◆ **What to work on**
Find each line holding "name" and copy it out.

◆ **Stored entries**
>> BEGIN

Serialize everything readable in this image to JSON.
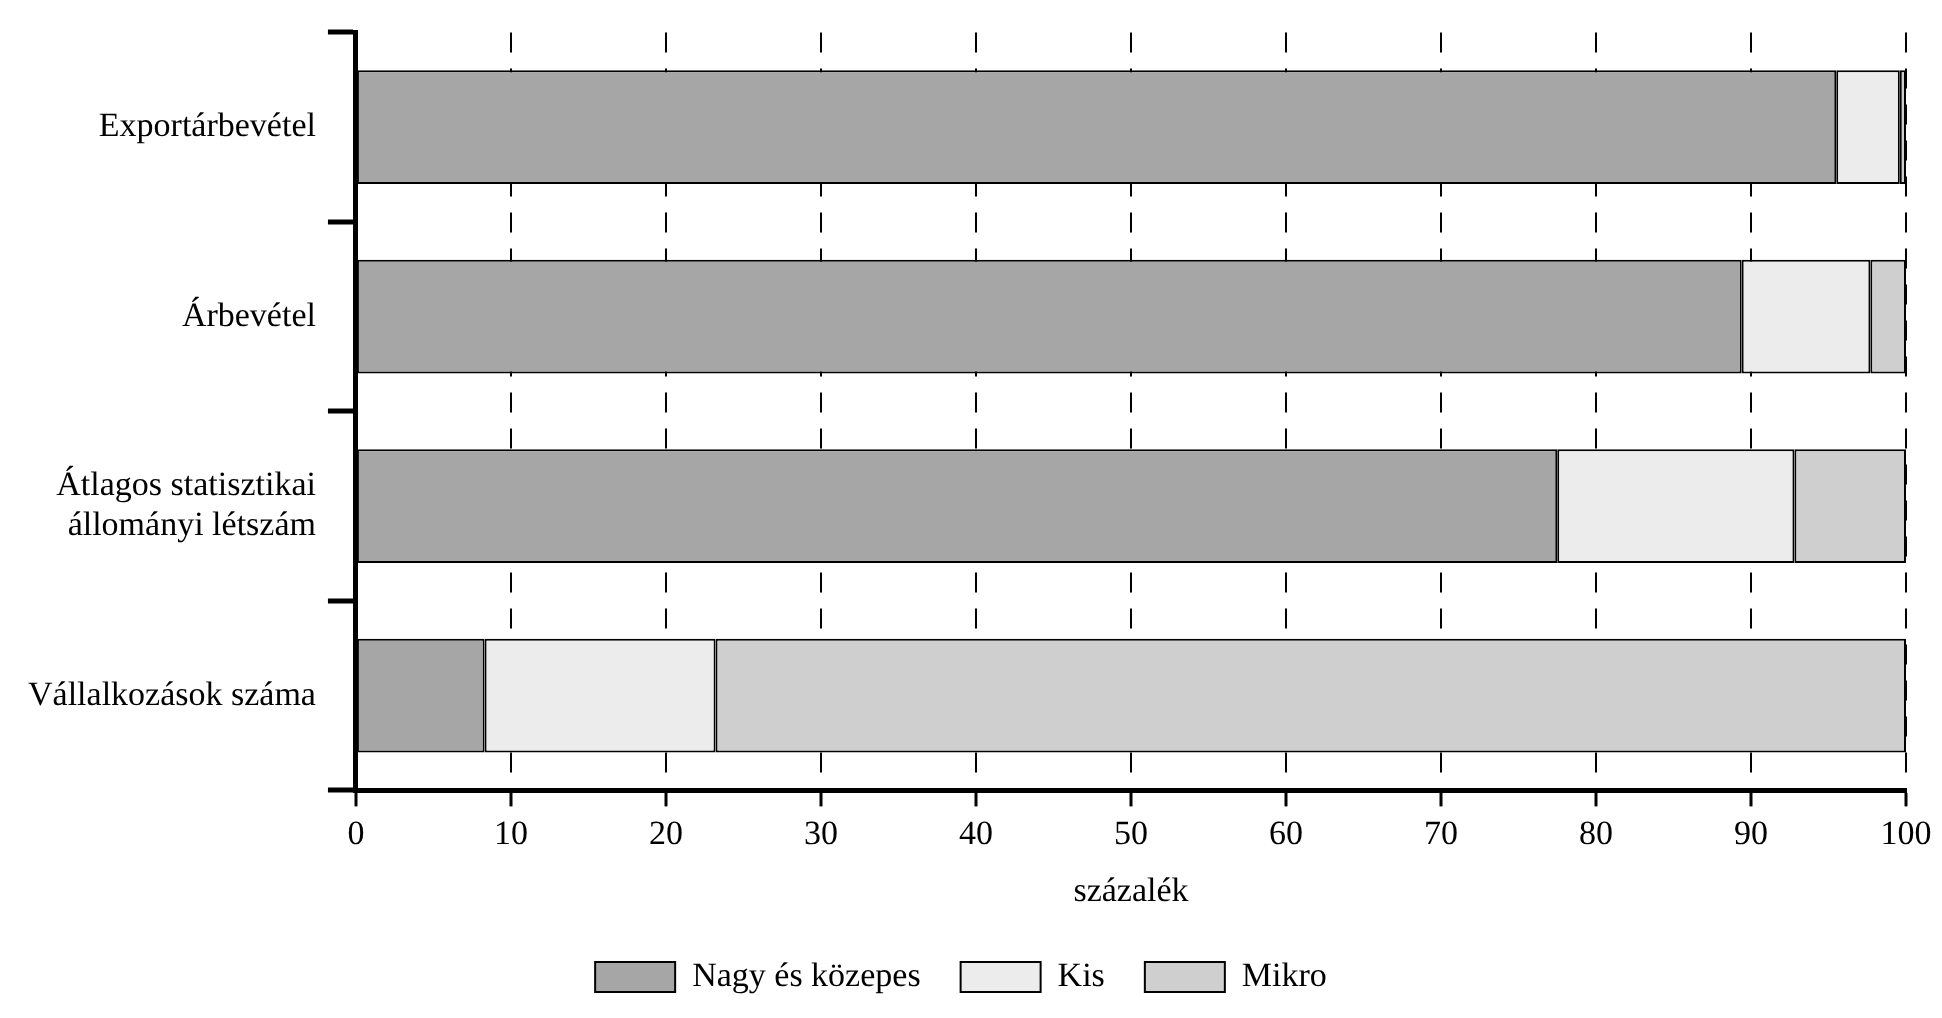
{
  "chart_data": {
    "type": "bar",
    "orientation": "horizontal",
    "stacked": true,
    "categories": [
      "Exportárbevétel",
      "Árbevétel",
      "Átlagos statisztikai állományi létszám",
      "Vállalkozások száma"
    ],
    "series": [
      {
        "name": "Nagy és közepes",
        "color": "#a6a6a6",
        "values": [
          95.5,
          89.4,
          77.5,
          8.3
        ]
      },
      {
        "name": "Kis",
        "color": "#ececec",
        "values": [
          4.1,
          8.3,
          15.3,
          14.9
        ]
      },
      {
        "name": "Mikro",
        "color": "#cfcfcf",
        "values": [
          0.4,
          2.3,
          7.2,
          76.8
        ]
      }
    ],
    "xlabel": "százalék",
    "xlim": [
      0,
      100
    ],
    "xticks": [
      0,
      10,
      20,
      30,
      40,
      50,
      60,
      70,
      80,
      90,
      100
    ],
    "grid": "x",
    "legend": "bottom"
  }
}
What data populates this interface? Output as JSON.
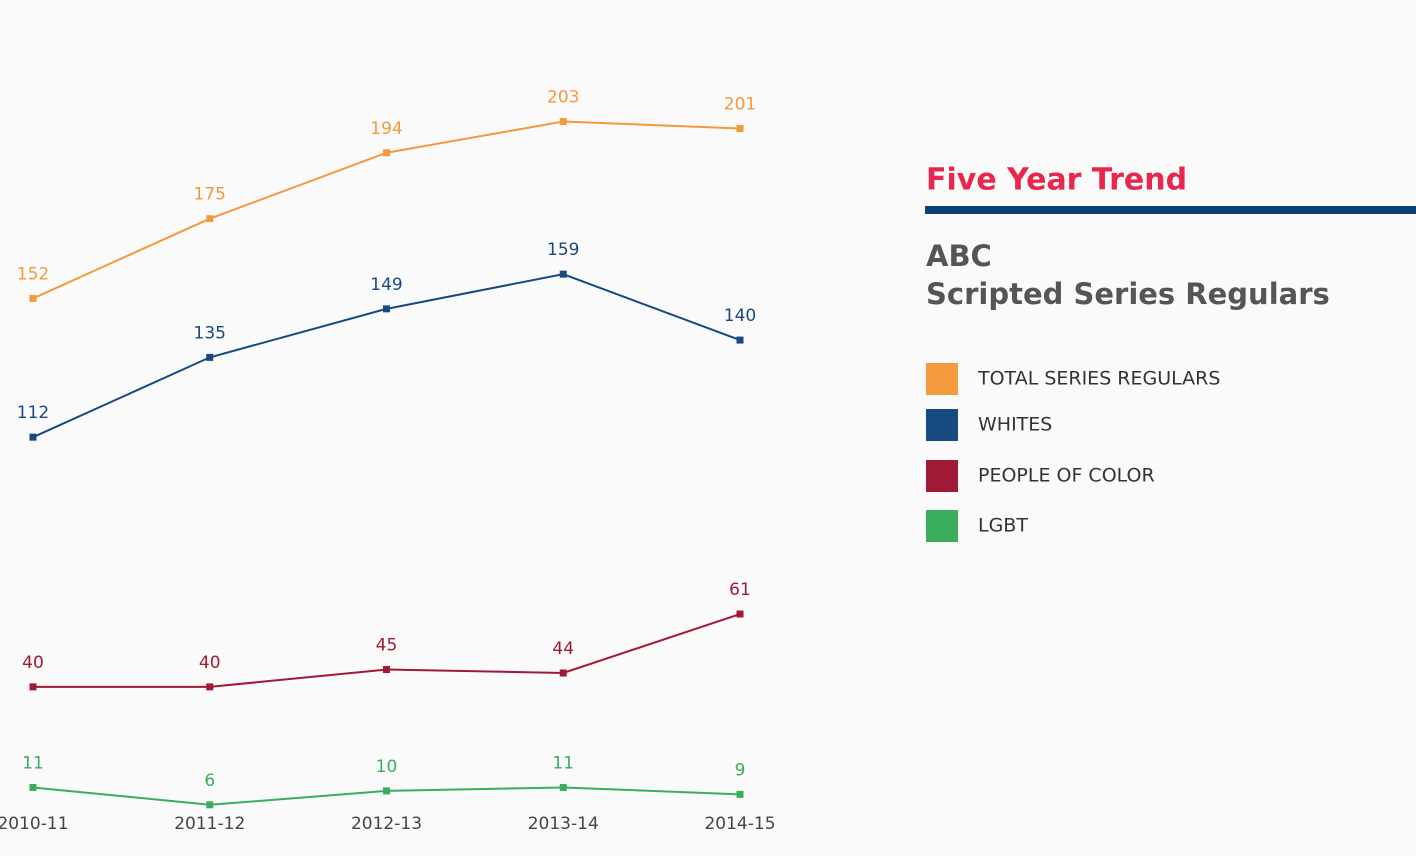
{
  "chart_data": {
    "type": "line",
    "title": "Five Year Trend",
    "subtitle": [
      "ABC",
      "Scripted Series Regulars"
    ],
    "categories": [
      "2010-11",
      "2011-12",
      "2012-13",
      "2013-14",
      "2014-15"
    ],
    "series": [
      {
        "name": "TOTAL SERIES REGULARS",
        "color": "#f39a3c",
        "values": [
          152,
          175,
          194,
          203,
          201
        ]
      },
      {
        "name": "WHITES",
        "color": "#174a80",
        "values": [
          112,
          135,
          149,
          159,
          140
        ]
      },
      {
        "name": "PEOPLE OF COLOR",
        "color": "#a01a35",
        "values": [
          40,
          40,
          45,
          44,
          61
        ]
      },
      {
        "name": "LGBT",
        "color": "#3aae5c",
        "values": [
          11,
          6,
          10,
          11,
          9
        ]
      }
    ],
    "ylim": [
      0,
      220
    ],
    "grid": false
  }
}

>> END
>> BEGIN

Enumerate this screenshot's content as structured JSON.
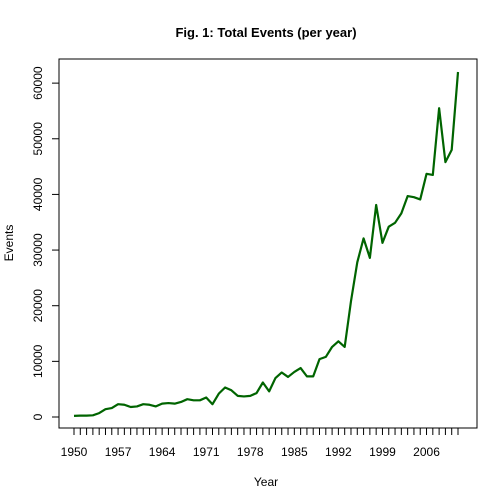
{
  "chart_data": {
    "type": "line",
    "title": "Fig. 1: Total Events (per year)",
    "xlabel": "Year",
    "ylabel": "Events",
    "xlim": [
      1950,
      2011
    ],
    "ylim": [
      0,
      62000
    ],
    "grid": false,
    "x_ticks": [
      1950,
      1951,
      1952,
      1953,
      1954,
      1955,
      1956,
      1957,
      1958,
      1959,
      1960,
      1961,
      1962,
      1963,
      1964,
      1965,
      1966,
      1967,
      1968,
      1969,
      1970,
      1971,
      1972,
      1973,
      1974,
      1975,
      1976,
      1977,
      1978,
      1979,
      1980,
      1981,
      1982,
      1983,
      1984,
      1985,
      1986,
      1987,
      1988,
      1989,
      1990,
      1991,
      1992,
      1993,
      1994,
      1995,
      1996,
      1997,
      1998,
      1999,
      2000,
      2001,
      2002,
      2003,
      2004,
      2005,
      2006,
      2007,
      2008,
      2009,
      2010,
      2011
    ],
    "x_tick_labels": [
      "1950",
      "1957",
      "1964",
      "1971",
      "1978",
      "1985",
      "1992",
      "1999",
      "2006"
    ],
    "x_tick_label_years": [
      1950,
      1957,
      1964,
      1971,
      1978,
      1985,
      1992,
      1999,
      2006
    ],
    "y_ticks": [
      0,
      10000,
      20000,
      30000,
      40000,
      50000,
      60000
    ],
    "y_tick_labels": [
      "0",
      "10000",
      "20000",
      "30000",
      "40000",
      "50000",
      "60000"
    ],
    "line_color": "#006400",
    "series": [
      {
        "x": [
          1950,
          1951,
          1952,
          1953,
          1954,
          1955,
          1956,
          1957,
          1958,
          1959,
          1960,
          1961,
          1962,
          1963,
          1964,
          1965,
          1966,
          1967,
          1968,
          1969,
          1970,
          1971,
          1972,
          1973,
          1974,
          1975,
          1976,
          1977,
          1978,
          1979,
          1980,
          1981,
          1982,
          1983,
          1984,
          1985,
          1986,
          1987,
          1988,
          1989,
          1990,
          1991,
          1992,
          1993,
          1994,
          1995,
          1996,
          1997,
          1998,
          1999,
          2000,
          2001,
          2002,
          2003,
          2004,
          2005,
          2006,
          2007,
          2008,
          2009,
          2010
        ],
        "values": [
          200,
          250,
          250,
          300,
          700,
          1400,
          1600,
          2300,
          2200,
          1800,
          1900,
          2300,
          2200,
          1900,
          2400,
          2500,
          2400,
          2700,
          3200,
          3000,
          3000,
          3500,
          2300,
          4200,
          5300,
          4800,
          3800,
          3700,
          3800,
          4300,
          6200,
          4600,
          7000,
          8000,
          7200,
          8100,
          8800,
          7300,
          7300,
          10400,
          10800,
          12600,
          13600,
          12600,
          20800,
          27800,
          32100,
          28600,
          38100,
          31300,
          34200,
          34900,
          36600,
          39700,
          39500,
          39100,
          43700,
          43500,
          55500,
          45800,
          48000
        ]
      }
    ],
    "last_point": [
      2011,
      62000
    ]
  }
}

>> END

◆ **Written reply**
        "name": "Nagy és közepes",
        "name": "Kis",
        "name": "Mikro",
        "name": "TOTAL SERIES REGULARS",
        "name": "WHITES",
        "name": "PEOPLE OF COLOR",
        "name": "LGBT",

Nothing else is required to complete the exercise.